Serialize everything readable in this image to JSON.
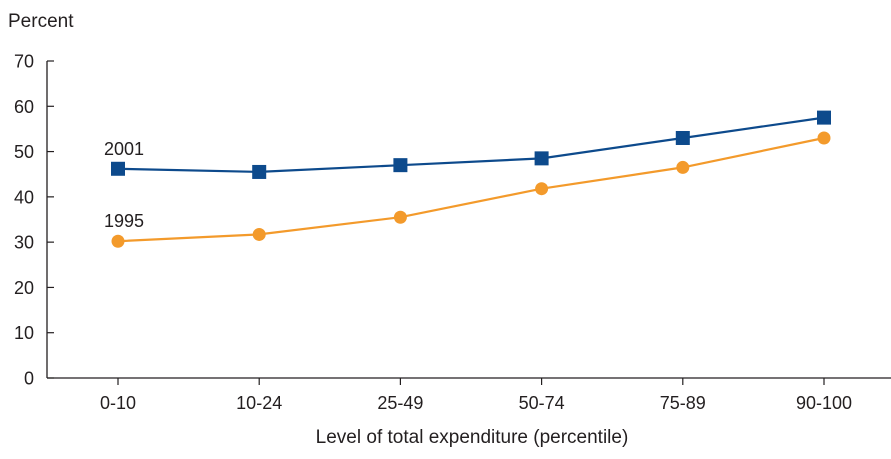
{
  "chart_data": {
    "type": "line",
    "title": "",
    "ylabel": "Percent",
    "xlabel": "Level of total expenditure (percentile)",
    "categories": [
      "0-10",
      "10-24",
      "25-49",
      "50-74",
      "75-89",
      "90-100"
    ],
    "ylim": [
      0,
      70
    ],
    "yticks": [
      0,
      10,
      20,
      30,
      40,
      50,
      60,
      70
    ],
    "grid": false,
    "legend": "none; series labeled inline at left",
    "series": [
      {
        "name": "2001",
        "marker": "square",
        "color": "#0d4a8c",
        "values": [
          46.2,
          45.5,
          47.0,
          48.5,
          53.0,
          57.5
        ]
      },
      {
        "name": "1995",
        "marker": "circle",
        "color": "#f39a2b",
        "values": [
          30.2,
          31.7,
          35.5,
          41.8,
          46.5,
          53.0
        ]
      }
    ]
  }
}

Job: Repeat the records above verbatim, with no pictures in the result.

Full solution:
Serialize everything readable in this image to JSON.
{
  "chart_data": {
    "type": "line",
    "title": "",
    "ylabel": "Percent",
    "xlabel": "Level of total expenditure (percentile)",
    "categories": [
      "0-10",
      "10-24",
      "25-49",
      "50-74",
      "75-89",
      "90-100"
    ],
    "ylim": [
      0,
      70
    ],
    "yticks": [
      0,
      10,
      20,
      30,
      40,
      50,
      60,
      70
    ],
    "grid": false,
    "legend": "none; series labeled inline at left",
    "series": [
      {
        "name": "2001",
        "marker": "square",
        "color": "#0d4a8c",
        "values": [
          46.2,
          45.5,
          47.0,
          48.5,
          53.0,
          57.5
        ]
      },
      {
        "name": "1995",
        "marker": "circle",
        "color": "#f39a2b",
        "values": [
          30.2,
          31.7,
          35.5,
          41.8,
          46.5,
          53.0
        ]
      }
    ]
  }
}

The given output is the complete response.